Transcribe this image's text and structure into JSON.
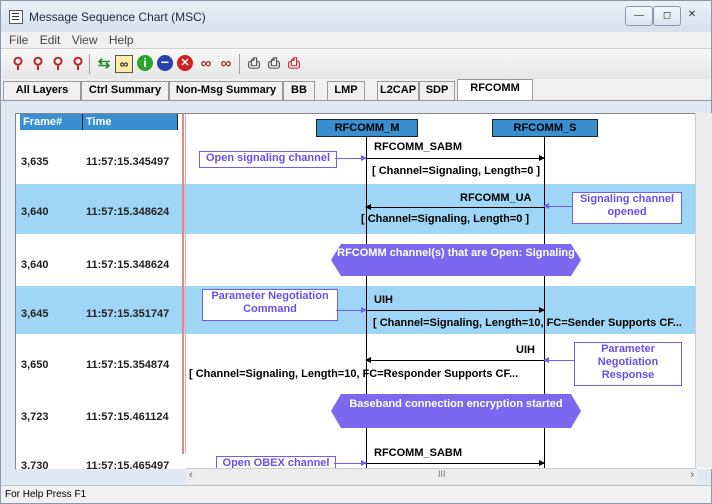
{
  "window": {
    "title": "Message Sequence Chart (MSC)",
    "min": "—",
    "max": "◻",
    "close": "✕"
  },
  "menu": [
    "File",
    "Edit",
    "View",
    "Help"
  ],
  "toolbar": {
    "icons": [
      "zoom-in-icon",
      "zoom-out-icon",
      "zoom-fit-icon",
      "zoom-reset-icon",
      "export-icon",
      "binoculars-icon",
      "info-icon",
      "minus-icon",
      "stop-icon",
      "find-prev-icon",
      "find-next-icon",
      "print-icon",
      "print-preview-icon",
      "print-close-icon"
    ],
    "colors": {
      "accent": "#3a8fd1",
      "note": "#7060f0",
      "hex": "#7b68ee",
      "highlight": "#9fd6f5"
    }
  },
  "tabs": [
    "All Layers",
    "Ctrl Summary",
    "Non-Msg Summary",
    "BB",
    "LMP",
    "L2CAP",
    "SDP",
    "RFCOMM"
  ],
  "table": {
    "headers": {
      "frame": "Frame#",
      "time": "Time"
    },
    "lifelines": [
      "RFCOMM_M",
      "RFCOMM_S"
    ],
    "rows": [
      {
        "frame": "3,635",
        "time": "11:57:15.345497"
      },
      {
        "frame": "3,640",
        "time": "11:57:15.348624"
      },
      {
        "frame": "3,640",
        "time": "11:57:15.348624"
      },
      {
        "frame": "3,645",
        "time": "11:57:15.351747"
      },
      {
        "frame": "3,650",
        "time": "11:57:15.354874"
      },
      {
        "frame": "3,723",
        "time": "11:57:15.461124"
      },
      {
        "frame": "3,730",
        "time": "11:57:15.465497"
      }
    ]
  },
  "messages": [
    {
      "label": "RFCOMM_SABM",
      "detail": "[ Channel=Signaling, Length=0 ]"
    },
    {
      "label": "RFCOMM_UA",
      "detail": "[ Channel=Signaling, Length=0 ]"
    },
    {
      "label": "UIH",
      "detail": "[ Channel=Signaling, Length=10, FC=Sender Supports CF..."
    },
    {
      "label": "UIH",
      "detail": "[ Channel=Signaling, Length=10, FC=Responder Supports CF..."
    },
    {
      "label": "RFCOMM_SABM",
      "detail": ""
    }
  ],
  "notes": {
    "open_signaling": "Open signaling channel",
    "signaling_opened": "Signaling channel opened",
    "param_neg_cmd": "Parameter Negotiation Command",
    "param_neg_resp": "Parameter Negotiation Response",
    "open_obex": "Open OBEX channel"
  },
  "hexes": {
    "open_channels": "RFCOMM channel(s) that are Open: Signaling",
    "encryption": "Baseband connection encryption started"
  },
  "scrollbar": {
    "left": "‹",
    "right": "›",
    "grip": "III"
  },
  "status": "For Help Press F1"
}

##############################

* [WRITTEN TASK]:
Show every line from the entries above in which the word "frame" appears.

* [FULL RESPONSE]:
      "frame": "Frame#",
        "frame": "3,635",
        "frame": "3,640",
        "frame": "3,640",
        "frame": "3,645",
        "frame": "3,650",
        "frame": "3,723",
        "frame": "3,730",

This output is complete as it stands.